## DIRECTION
Copy out all of the data below with no alterations.

-------- SUPPLIED RECORDS --------

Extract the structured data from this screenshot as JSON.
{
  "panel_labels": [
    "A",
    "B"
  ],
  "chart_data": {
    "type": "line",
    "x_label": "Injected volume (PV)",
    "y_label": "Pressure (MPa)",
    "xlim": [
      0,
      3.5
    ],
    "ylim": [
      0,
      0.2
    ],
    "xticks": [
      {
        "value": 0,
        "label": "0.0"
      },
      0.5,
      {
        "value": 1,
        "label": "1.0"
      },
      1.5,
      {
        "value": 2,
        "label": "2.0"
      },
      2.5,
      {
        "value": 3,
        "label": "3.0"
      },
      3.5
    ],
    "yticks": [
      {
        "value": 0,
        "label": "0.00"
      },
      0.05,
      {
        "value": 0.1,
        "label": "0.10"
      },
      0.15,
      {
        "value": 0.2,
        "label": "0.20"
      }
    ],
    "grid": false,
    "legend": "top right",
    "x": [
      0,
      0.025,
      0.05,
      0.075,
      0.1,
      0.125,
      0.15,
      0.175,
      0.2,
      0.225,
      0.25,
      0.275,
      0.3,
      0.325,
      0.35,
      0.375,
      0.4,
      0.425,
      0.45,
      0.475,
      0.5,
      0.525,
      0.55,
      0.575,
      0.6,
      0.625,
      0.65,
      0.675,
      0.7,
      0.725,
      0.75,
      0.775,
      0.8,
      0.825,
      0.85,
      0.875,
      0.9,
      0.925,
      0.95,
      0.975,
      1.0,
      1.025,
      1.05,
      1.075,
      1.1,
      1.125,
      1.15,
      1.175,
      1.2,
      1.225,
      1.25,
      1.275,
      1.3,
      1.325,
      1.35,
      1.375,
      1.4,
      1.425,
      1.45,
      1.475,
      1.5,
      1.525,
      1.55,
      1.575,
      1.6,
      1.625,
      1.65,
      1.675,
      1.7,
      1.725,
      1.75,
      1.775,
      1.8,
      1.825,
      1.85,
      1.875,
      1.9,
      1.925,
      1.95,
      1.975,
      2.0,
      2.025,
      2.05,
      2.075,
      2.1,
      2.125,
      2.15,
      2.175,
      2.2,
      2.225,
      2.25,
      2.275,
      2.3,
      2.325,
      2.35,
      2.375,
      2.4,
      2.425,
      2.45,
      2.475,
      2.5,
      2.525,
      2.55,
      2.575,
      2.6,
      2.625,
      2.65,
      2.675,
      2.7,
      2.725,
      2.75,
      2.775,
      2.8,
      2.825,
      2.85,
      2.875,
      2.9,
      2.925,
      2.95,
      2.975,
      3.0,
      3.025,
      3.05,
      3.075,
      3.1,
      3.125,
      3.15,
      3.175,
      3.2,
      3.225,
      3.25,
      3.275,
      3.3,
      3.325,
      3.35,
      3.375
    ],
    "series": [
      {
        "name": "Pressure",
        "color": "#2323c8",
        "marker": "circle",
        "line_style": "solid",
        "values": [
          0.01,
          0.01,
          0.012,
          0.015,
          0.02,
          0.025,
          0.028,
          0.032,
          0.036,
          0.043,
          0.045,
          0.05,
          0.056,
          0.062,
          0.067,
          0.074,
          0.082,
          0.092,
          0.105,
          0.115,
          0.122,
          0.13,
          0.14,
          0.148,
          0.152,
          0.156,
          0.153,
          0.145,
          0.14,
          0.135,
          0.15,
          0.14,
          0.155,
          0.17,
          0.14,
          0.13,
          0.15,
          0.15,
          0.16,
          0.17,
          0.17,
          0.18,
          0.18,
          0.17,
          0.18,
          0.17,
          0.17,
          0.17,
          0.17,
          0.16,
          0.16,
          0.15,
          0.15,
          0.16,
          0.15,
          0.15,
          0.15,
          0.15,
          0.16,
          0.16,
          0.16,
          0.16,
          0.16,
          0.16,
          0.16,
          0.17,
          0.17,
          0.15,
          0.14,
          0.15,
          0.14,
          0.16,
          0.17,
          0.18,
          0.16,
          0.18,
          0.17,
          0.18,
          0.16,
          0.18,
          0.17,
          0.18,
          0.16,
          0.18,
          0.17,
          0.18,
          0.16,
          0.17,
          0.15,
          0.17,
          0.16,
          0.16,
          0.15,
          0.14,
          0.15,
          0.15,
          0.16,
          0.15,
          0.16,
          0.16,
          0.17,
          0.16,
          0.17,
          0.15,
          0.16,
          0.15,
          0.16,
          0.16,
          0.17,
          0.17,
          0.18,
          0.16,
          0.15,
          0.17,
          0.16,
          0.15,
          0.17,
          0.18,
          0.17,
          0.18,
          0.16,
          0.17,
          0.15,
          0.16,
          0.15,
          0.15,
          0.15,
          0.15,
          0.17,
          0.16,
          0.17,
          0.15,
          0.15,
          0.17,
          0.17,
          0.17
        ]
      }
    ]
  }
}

--------

## EXPECTED OUTPUT
Extract the structured data from this screenshot as JSON.
{
  "panel_labels": [
    "A",
    "B"
  ],
  "chart_data": {
    "type": "line",
    "x_label": "Injected volume (PV)",
    "y_label": "Pressure (MPa)",
    "xlim": [
      0,
      3.5
    ],
    "ylim": [
      0,
      0.2
    ],
    "xticks": [
      {
        "value": 0,
        "label": "0.0"
      },
      0.5,
      {
        "value": 1,
        "label": "1.0"
      },
      1.5,
      {
        "value": 2,
        "label": "2.0"
      },
      2.5,
      {
        "value": 3,
        "label": "3.0"
      },
      3.5
    ],
    "yticks": [
      {
        "value": 0,
        "label": "0.00"
      },
      0.05,
      {
        "value": 0.1,
        "label": "0.10"
      },
      0.15,
      {
        "value": 0.2,
        "label": "0.20"
      }
    ],
    "grid": false,
    "legend": "top right",
    "x": [
      0,
      0.025,
      0.05,
      0.075,
      0.1,
      0.125,
      0.15,
      0.175,
      0.2,
      0.225,
      0.25,
      0.275,
      0.3,
      0.325,
      0.35,
      0.375,
      0.4,
      0.425,
      0.45,
      0.475,
      0.5,
      0.525,
      0.55,
      0.575,
      0.6,
      0.625,
      0.65,
      0.675,
      0.7,
      0.725,
      0.75,
      0.775,
      0.8,
      0.825,
      0.85,
      0.875,
      0.9,
      0.925,
      0.95,
      0.975,
      1.0,
      1.025,
      1.05,
      1.075,
      1.1,
      1.125,
      1.15,
      1.175,
      1.2,
      1.225,
      1.25,
      1.275,
      1.3,
      1.325,
      1.35,
      1.375,
      1.4,
      1.425,
      1.45,
      1.475,
      1.5,
      1.525,
      1.55,
      1.575,
      1.6,
      1.625,
      1.65,
      1.675,
      1.7,
      1.725,
      1.75,
      1.775,
      1.8,
      1.825,
      1.85,
      1.875,
      1.9,
      1.925,
      1.95,
      1.975,
      2.0,
      2.025,
      2.05,
      2.075,
      2.1,
      2.125,
      2.15,
      2.175,
      2.2,
      2.225,
      2.25,
      2.275,
      2.3,
      2.325,
      2.35,
      2.375,
      2.4,
      2.425,
      2.45,
      2.475,
      2.5,
      2.525,
      2.55,
      2.575,
      2.6,
      2.625,
      2.65,
      2.675,
      2.7,
      2.725,
      2.75,
      2.775,
      2.8,
      2.825,
      2.85,
      2.875,
      2.9,
      2.925,
      2.95,
      2.975,
      3.0,
      3.025,
      3.05,
      3.075,
      3.1,
      3.125,
      3.15,
      3.175,
      3.2,
      3.225,
      3.25,
      3.275,
      3.3,
      3.325,
      3.35,
      3.375
    ],
    "series": [
      {
        "name": "Pressure",
        "color": "#2323c8",
        "marker": "circle",
        "line_style": "solid",
        "values": [
          0.01,
          0.01,
          0.012,
          0.015,
          0.02,
          0.025,
          0.028,
          0.032,
          0.036,
          0.043,
          0.045,
          0.05,
          0.056,
          0.062,
          0.067,
          0.074,
          0.082,
          0.092,
          0.105,
          0.115,
          0.122,
          0.13,
          0.14,
          0.148,
          0.152,
          0.156,
          0.153,
          0.145,
          0.14,
          0.135,
          0.15,
          0.14,
          0.155,
          0.17,
          0.14,
          0.13,
          0.15,
          0.15,
          0.16,
          0.17,
          0.17,
          0.18,
          0.18,
          0.17,
          0.18,
          0.17,
          0.17,
          0.17,
          0.17,
          0.16,
          0.16,
          0.15,
          0.15,
          0.16,
          0.15,
          0.15,
          0.15,
          0.15,
          0.16,
          0.16,
          0.16,
          0.16,
          0.16,
          0.16,
          0.16,
          0.17,
          0.17,
          0.15,
          0.14,
          0.15,
          0.14,
          0.16,
          0.17,
          0.18,
          0.16,
          0.18,
          0.17,
          0.18,
          0.16,
          0.18,
          0.17,
          0.18,
          0.16,
          0.18,
          0.17,
          0.18,
          0.16,
          0.17,
          0.15,
          0.17,
          0.16,
          0.16,
          0.15,
          0.14,
          0.15,
          0.15,
          0.16,
          0.15,
          0.16,
          0.16,
          0.17,
          0.16,
          0.17,
          0.15,
          0.16,
          0.15,
          0.16,
          0.16,
          0.17,
          0.17,
          0.18,
          0.16,
          0.15,
          0.17,
          0.16,
          0.15,
          0.17,
          0.18,
          0.17,
          0.18,
          0.16,
          0.17,
          0.15,
          0.16,
          0.15,
          0.15,
          0.15,
          0.15,
          0.17,
          0.16,
          0.17,
          0.15,
          0.15,
          0.17,
          0.17,
          0.17
        ]
      }
    ]
  }
}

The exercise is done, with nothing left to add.